Start of Provided records
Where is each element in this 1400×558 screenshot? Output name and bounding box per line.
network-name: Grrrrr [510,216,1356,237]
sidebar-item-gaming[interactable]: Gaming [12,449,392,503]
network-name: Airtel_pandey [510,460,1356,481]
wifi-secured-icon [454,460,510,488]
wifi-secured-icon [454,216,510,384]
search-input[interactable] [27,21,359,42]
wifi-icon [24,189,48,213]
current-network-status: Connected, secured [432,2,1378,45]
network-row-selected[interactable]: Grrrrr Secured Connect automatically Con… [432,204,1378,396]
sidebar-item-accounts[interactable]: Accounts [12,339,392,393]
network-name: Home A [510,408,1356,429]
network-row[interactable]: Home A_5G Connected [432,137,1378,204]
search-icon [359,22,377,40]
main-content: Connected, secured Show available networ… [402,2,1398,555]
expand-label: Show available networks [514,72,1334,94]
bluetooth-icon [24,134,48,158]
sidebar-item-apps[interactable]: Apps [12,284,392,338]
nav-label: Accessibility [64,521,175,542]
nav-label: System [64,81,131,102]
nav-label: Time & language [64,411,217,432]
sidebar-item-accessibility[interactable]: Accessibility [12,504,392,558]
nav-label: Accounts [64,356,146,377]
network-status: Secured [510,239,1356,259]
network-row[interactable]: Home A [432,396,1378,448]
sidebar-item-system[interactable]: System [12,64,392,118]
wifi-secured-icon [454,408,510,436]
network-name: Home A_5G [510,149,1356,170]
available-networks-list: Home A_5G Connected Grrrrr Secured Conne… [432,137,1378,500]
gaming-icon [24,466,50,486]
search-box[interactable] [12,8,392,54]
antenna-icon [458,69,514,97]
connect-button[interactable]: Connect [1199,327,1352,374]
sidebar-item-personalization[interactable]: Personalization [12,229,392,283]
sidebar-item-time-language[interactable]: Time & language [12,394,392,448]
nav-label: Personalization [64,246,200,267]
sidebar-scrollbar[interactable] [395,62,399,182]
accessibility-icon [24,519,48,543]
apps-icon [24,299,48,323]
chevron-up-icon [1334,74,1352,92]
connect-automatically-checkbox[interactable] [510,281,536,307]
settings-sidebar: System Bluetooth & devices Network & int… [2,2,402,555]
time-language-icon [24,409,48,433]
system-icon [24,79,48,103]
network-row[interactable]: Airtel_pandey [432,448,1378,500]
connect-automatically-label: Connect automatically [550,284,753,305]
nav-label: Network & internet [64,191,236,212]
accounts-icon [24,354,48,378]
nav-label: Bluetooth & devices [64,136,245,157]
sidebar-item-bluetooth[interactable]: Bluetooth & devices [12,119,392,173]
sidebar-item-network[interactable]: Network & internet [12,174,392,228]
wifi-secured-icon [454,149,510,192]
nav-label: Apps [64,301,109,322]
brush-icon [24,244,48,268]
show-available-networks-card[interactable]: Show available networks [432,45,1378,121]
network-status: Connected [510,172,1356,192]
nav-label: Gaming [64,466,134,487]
End of Provided records
§ Request: Copy the lines word for word, from the first one through the line containing "sidebar-item-accounts[interactable]: Accounts [12,339,392,393]", both ends included.

§ Solution to the problem:
Where is each element in this 1400×558 screenshot? Output name and bounding box per line.
network-name: Grrrrr [510,216,1356,237]
sidebar-item-gaming[interactable]: Gaming [12,449,392,503]
network-name: Airtel_pandey [510,460,1356,481]
wifi-secured-icon [454,460,510,488]
wifi-secured-icon [454,216,510,384]
search-input[interactable] [27,21,359,42]
wifi-icon [24,189,48,213]
current-network-status: Connected, secured [432,2,1378,45]
network-row-selected[interactable]: Grrrrr Secured Connect automatically Con… [432,204,1378,396]
sidebar-item-accounts[interactable]: Accounts [12,339,392,393]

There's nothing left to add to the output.